WORK ITEM: Do these statements agree with the PropTech guide below? For each, answer yes or no and quote the words from the guide that settle it. (a) Rightmove entered the market 17 years ago. (b) Microsoft's Hololens is already in general commercial use. (c) Google Translate is given as an example of familiar AR.

SUPPLIED TEXT:
• • • •

PropTech UnWrapped – A Beginner’s Guide to PropTech

There has been a lot of chatter about PropTech over the last 12 months. Although it is a new moniker, PropTech’s not as new as you think – Rightmove came to the market 17 years ago. Whilst it stood unrivalled for years, fast-forward to 2017 and PropTech is booming. With tech terms that sound like jargon, PropTech is still unfamiliar for many of us in property. But as such a fast growing area in property, it’s worth knowing the basics of who’s who and what’s what, especially with MIPIM approaching.

So, first things first, what is PropTech? I liked LendInvest’s definition as ‘the wave of companies using technology to refine, improve or reinvent the services we rely on in the property industry to buy, rent, sell, build, heat or manage properties’. Whether the problem is one at the beginning of a building’s lifecycle or at the end of it, PropTech simply refers to any tech that solves any problem for property.

Let’s start at the beginning with A, for Augmented Reality, or AR as it’s called. AR combines the real world with enhanced computer generated content, changing what you see, hear, feel, or even smell. Familiar AR includes Pokemon Go, Google Translate and Snapchat.

Whilst it’s hard to see how Pokemon’s tech applies to property, Microsoft’s AR Hololens is easy. Presently on trial, their self-contained, holographic computer could enable several architects to work together on a building’s digital design; or as a way construction firms could send instructions to on-site employees whilst leaving them ‘hands-free’.

• • • •

ENTRIES SUPPLIED:

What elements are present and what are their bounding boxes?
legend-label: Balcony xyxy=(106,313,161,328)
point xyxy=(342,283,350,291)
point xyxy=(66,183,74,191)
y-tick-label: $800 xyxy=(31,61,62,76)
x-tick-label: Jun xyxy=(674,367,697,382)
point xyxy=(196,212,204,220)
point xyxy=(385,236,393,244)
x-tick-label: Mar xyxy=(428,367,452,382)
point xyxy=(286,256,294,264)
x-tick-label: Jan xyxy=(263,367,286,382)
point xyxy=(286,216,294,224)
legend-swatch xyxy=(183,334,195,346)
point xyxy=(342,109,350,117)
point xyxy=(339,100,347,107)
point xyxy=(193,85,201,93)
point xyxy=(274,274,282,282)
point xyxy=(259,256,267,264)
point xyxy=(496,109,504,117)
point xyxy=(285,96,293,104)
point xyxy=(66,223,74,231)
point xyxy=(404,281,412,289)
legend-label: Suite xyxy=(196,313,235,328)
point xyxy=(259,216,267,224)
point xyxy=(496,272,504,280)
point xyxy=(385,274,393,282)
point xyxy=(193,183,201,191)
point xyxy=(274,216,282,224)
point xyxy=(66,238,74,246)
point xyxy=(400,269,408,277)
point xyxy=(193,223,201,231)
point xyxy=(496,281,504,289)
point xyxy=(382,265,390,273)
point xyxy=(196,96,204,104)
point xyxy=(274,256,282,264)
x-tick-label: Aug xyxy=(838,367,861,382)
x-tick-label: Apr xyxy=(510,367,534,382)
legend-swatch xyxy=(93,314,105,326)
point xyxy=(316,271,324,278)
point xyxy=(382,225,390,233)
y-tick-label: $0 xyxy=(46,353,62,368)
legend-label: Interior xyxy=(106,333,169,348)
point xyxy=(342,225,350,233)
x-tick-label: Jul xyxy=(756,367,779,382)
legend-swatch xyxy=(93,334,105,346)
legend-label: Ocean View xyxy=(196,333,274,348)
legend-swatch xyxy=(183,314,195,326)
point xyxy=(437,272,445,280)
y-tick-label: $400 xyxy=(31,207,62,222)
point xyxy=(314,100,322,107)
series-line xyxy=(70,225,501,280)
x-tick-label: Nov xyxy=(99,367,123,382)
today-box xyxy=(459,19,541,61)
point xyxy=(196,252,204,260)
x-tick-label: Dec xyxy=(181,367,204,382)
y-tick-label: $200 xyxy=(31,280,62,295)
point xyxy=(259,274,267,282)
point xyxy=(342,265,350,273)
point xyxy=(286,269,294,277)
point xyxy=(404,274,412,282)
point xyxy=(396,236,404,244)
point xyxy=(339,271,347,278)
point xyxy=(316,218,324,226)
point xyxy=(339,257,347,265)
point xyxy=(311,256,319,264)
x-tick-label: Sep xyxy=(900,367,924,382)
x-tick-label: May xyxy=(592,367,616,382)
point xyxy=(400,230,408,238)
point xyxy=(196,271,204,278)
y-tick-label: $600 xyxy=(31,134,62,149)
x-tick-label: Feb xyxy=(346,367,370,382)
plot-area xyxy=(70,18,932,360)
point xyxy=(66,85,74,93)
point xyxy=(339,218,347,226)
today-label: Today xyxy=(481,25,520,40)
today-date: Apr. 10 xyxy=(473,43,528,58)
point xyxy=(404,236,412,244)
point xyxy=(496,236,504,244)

• • • •

RESULT:
(a) Yes: "Rightmove came to the market 17 years ago."
(b) No: "Presently on trial"
(c) Yes: "Familiar AR includes Pokemon Go, Google Translate and Snapchat."